◆ **TASK DIRECTIONS**
Single out the lines that include the word "มสาม". Copy them.

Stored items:
--- BEGIN ---

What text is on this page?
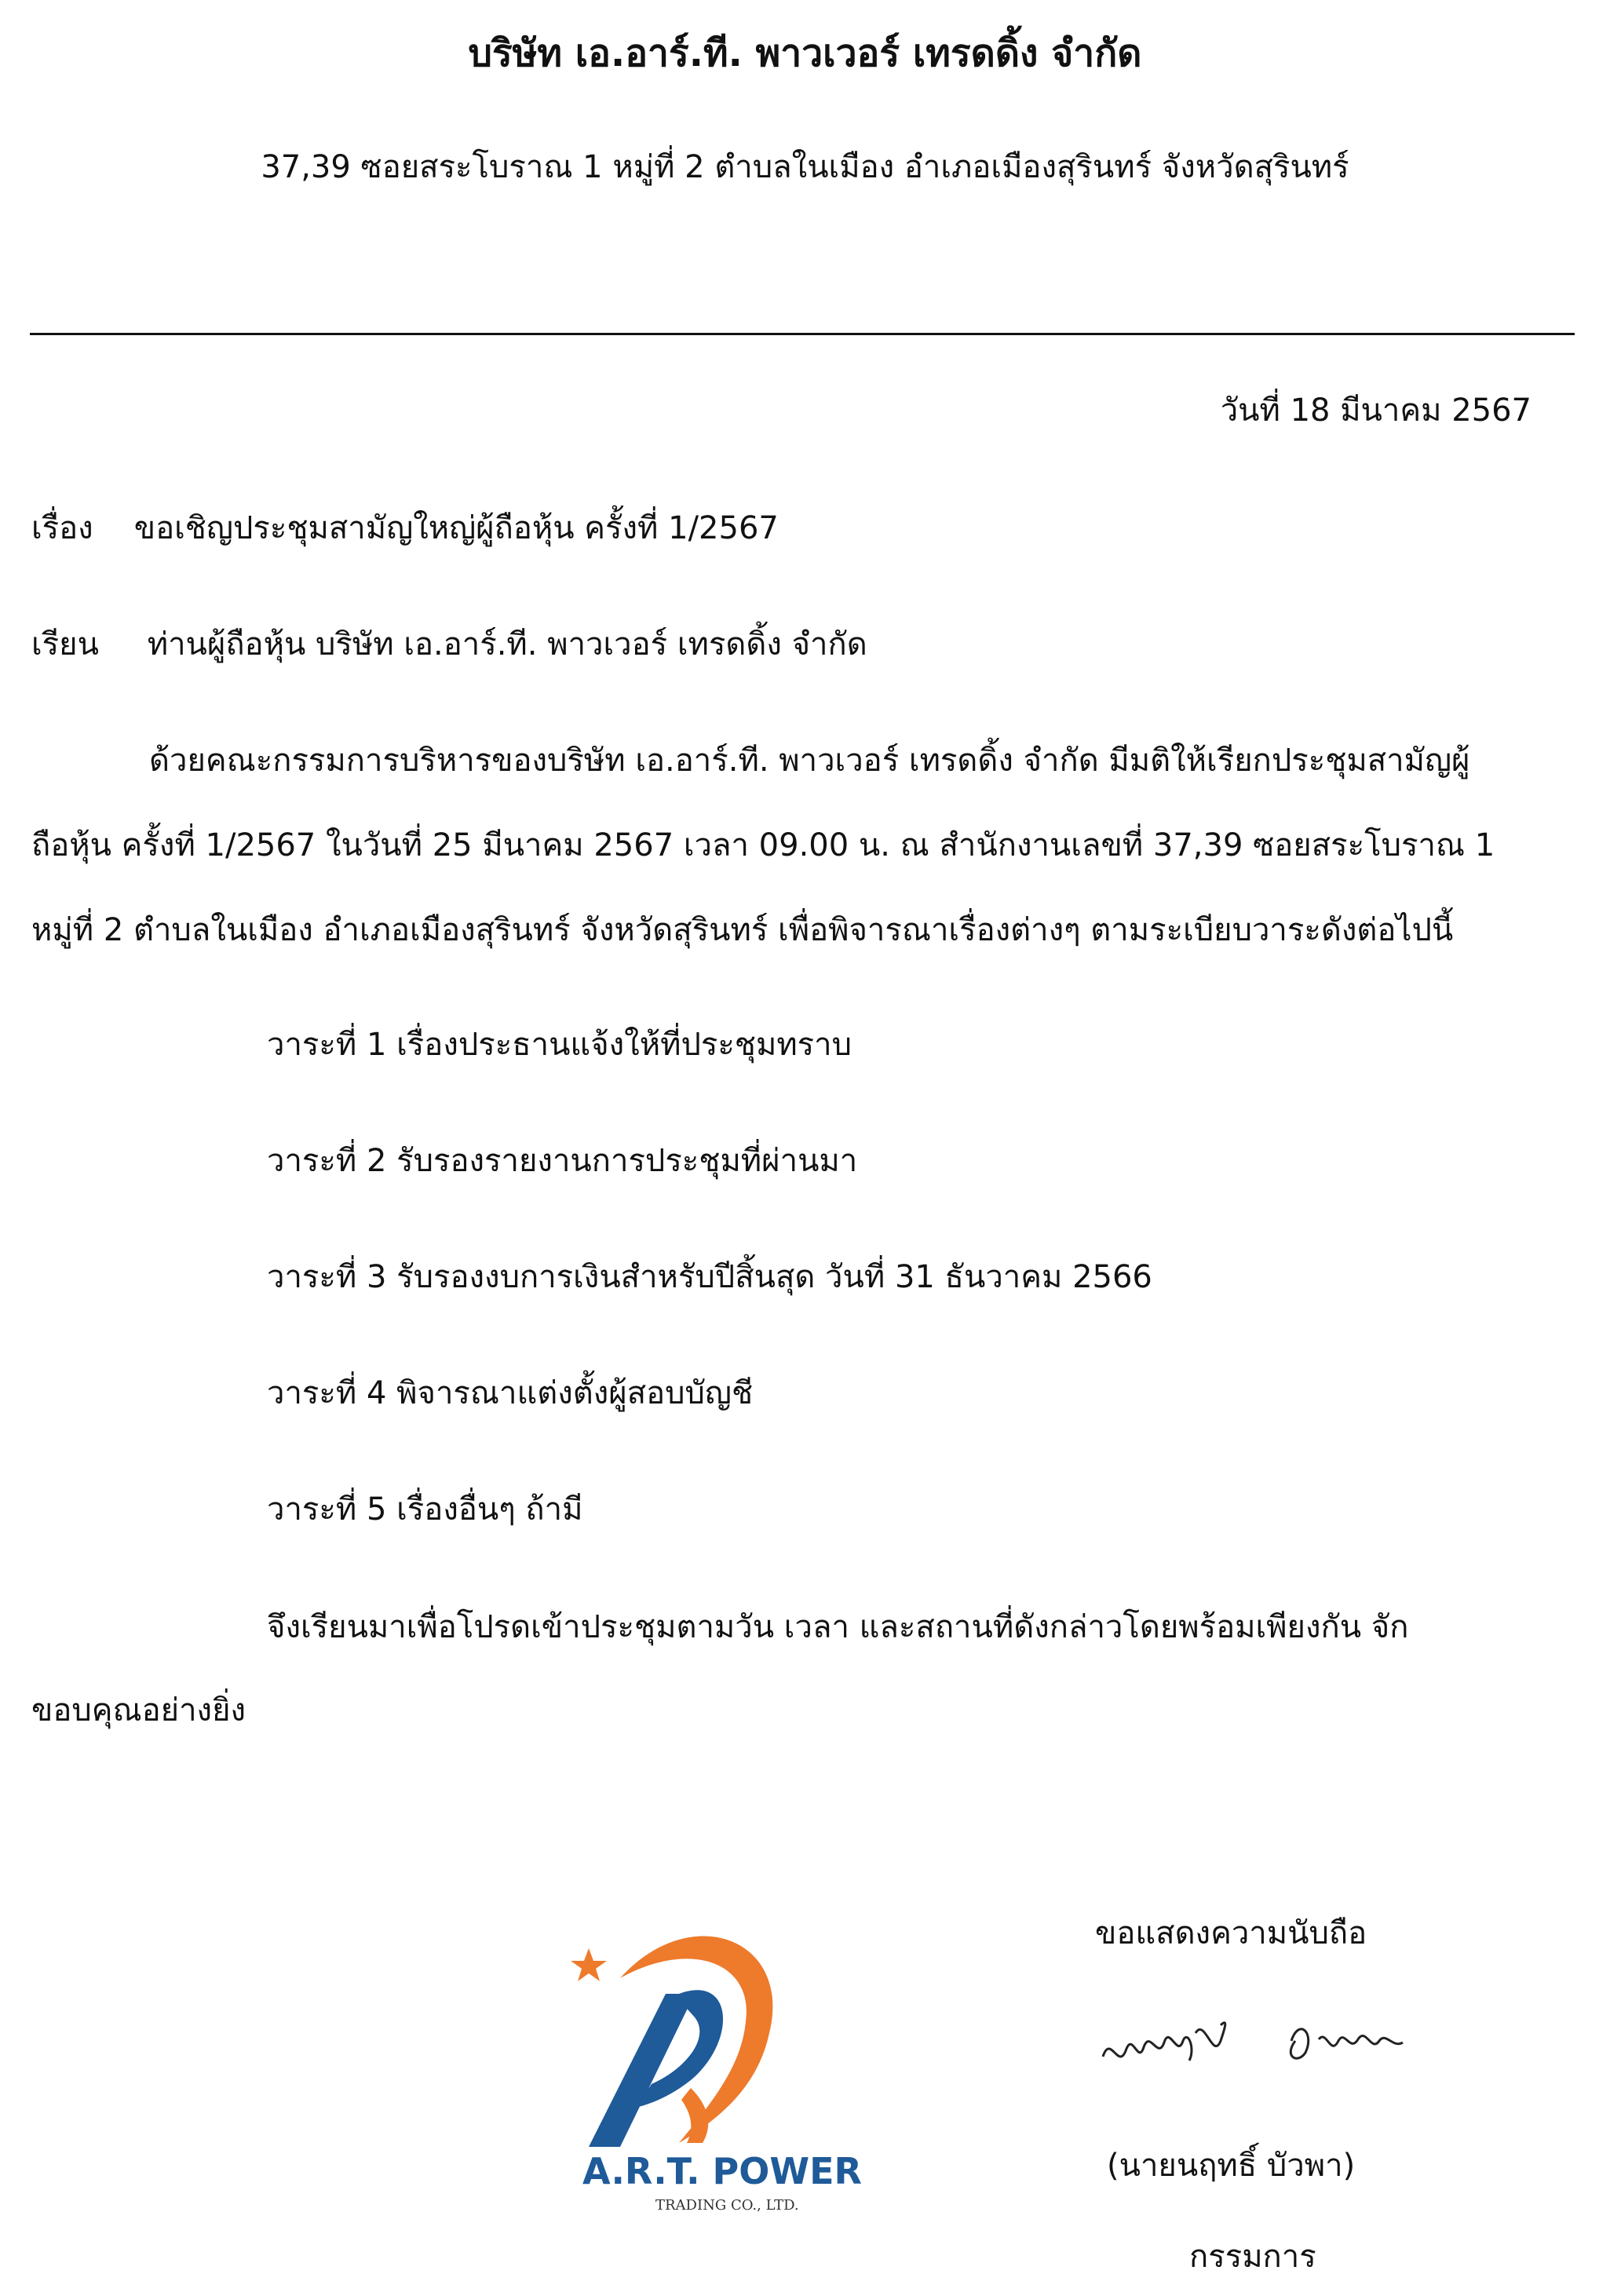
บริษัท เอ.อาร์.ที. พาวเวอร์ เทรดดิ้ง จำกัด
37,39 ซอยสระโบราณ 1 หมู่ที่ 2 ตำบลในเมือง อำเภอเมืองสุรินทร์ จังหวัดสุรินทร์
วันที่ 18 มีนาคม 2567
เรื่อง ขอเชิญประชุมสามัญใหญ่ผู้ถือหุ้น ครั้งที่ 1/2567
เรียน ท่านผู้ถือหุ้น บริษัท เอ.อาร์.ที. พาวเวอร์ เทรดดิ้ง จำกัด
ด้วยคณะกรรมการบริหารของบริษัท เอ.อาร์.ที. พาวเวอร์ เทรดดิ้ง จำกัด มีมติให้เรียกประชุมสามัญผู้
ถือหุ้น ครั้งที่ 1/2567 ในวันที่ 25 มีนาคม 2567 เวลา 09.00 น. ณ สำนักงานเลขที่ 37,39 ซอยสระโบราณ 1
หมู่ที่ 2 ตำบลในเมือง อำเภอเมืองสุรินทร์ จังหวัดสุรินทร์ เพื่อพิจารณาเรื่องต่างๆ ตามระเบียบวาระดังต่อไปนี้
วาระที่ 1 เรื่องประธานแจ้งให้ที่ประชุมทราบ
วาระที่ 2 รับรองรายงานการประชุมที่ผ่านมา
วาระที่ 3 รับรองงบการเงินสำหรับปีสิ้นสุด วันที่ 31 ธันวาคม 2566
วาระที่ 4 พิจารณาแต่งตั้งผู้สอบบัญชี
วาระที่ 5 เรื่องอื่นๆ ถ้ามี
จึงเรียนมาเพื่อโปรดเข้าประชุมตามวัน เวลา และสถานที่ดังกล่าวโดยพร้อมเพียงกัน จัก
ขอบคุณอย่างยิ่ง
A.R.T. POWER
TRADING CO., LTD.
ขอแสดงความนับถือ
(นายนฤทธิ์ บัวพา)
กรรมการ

--- END ---

◆ **SOLUTION TO THE EXERCISE**
เรื่อง ขอเชิญประชุมสามัญใหญ่ผู้ถือหุ้น ครั้งที่ 1/2567
ด้วยคณะกรรมการบริหารของบริษัท เอ.อาร์.ที. พาวเวอร์ เทรดดิ้ง จำกัด มีมติให้เรียกประชุมสามัญผู้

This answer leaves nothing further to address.